▶ **EXERCISE DATA**
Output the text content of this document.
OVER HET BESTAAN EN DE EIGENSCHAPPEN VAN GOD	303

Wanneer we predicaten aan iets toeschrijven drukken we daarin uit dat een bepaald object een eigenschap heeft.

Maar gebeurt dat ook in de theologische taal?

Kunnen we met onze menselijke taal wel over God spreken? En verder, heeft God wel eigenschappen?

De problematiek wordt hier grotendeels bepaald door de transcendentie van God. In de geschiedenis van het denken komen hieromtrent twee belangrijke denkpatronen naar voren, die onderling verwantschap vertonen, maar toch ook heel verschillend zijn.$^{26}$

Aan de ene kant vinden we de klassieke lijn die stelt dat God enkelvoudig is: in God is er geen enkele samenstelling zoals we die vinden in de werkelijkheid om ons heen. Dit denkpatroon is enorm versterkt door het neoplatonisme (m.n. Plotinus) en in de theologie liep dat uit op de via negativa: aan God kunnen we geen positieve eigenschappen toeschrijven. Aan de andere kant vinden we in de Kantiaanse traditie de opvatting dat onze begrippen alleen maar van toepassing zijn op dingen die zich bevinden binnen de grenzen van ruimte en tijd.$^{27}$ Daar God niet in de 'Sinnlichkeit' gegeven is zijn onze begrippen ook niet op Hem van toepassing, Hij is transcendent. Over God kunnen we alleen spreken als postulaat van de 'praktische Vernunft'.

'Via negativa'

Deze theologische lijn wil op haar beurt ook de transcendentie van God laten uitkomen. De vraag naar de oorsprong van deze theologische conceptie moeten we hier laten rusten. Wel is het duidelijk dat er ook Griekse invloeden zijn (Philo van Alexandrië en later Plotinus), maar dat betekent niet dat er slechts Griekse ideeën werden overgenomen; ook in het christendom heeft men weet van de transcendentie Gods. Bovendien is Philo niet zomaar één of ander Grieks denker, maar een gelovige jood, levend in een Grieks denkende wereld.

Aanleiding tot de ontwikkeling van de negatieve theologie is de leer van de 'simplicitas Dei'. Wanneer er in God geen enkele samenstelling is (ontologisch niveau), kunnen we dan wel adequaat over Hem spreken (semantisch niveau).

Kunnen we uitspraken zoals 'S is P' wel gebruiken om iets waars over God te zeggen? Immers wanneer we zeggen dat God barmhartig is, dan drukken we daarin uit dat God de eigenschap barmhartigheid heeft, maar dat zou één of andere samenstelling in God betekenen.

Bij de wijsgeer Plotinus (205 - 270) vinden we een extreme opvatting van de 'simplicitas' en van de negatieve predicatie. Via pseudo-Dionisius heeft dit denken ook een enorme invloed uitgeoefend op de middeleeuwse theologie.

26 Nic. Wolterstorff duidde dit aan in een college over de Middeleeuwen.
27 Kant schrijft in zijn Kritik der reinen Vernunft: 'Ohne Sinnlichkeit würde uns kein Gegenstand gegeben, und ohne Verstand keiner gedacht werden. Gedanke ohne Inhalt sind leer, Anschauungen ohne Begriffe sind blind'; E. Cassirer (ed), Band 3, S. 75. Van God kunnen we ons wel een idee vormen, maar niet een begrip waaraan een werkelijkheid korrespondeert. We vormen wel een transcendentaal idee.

▶ **EXERCISE AIM**
Read the lines above. Gather those in which the string "door" is found.

▶ **SOLVED PROBLEM**
De problematiek wordt hier grotendeels bepaald door de transcendentie van God. In de geschiedenis van het denken komen hieromtrent twee belangrijke denkpatronen naar voren, die onderling verwantschap vertonen, maar toch ook heel verschillend zijn.$^{26}$
Aan de ene kant vinden we de klassieke lijn die stelt dat God enkelvoudig is: in God is er geen enkele samenstelling zoals we die vinden in de werkelijkheid om ons heen. Dit denkpatroon is enorm versterkt door het neoplatonisme (m.n. Plotinus) en in de theologie liep dat uit op de via negativa: aan God kunnen we geen positieve eigenschappen toeschrijven. Aan de andere kant vinden we in de Kantiaanse traditie de opvatting dat onze begrippen alleen maar van toepassing zijn op dingen die zich bevinden binnen de grenzen van ruimte en tijd.$^{27}$ Daar God niet in de 'Sinnlichkeit' gegeven is zijn onze begrippen ook niet op Hem van toepassing, Hij is transcendent. Over God kunnen we alleen spreken als postulaat van de 'praktische Vernunft'.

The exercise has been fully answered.